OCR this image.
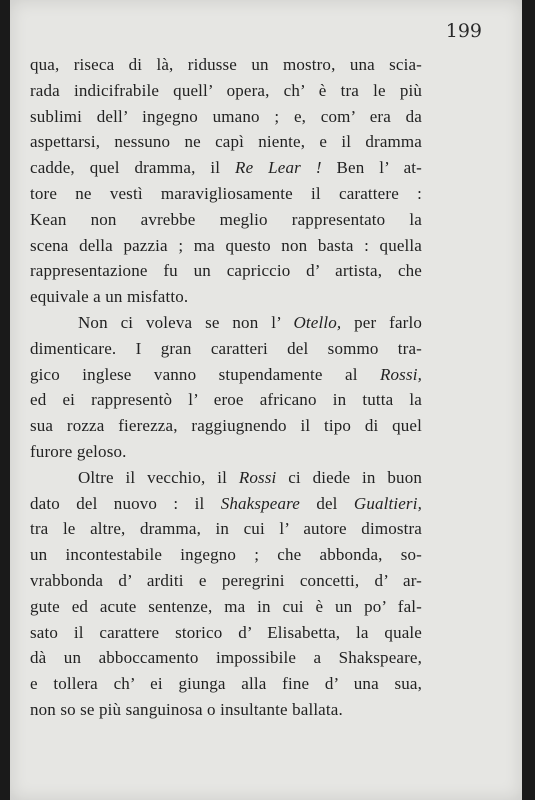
199
qua, riseca di là, ridusse un mostro, una scia-
rada indicifrabile quell’ opera, ch’ è tra le più
sublimi dell’ ingegno umano ; e, com’ era da
aspettarsi, nessuno ne capì niente, e il dramma
cadde, quel dramma, il Re Lear ! Ben l’ at-
tore ne vestì maravigliosamente il carattere :
Kean non avrebbe meglio rappresentato la
scena della pazzia ; ma questo non basta : quella
rappresentazione fu un capriccio d’ artista, che
equivale a un misfatto.
Non ci voleva se non l’ Otello, per farlo
dimenticare. I gran caratteri del sommo tra-
gico inglese vanno stupendamente al Rossi,
ed ei rappresentò l’ eroe africano in tutta la
sua rozza fierezza, raggiugnendo il tipo di quel
furore geloso.
Oltre il vecchio, il Rossi ci diede in buon
dato del nuovo : il Shakspeare del Gualtieri,
tra le altre, dramma, in cui l’ autore dimostra
un incontestabile ingegno ; che abbonda, so-
vrabbonda d’ arditi e peregrini concetti, d’ ar-
gute ed acute sentenze, ma in cui è un po’ fal-
sato il carattere storico d’ Elisabetta, la quale
dà un abboccamento impossibile a Shakspeare,
e tollera ch’ ei giunga alla fine d’ una sua,
non so se più sanguinosa o insultante ballata.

------------------------------------

- **What you need to do**
All of the entries need to be transcribed word for word; pictures are left out.

- **Answer below**
OCR this image.
199
qua, riseca di là, ridusse un mostro, una scia-
rada indicifrabile quell’ opera, ch’ è tra le più
sublimi dell’ ingegno umano ; e, com’ era da
aspettarsi, nessuno ne capì niente, e il dramma
cadde, quel dramma, il Re Lear ! Ben l’ at-
tore ne vestì maravigliosamente il carattere :
Kean non avrebbe meglio rappresentato la
scena della pazzia ; ma questo non basta : quella
rappresentazione fu un capriccio d’ artista, che
equivale a un misfatto.
Non ci voleva se non l’ Otello, per farlo
dimenticare. I gran caratteri del sommo tra-
gico inglese vanno stupendamente al Rossi,
ed ei rappresentò l’ eroe africano in tutta la
sua rozza fierezza, raggiugnendo il tipo di quel
furore geloso.
Oltre il vecchio, il Rossi ci diede in buon
dato del nuovo : il Shakspeare del Gualtieri,
tra le altre, dramma, in cui l’ autore dimostra
un incontestabile ingegno ; che abbonda, so-
vrabbonda d’ arditi e peregrini concetti, d’ ar-
gute ed acute sentenze, ma in cui è un po’ fal-
sato il carattere storico d’ Elisabetta, la quale
dà un abboccamento impossibile a Shakspeare,
e tollera ch’ ei giunga alla fine d’ una sua,
non so se più sanguinosa o insultante ballata.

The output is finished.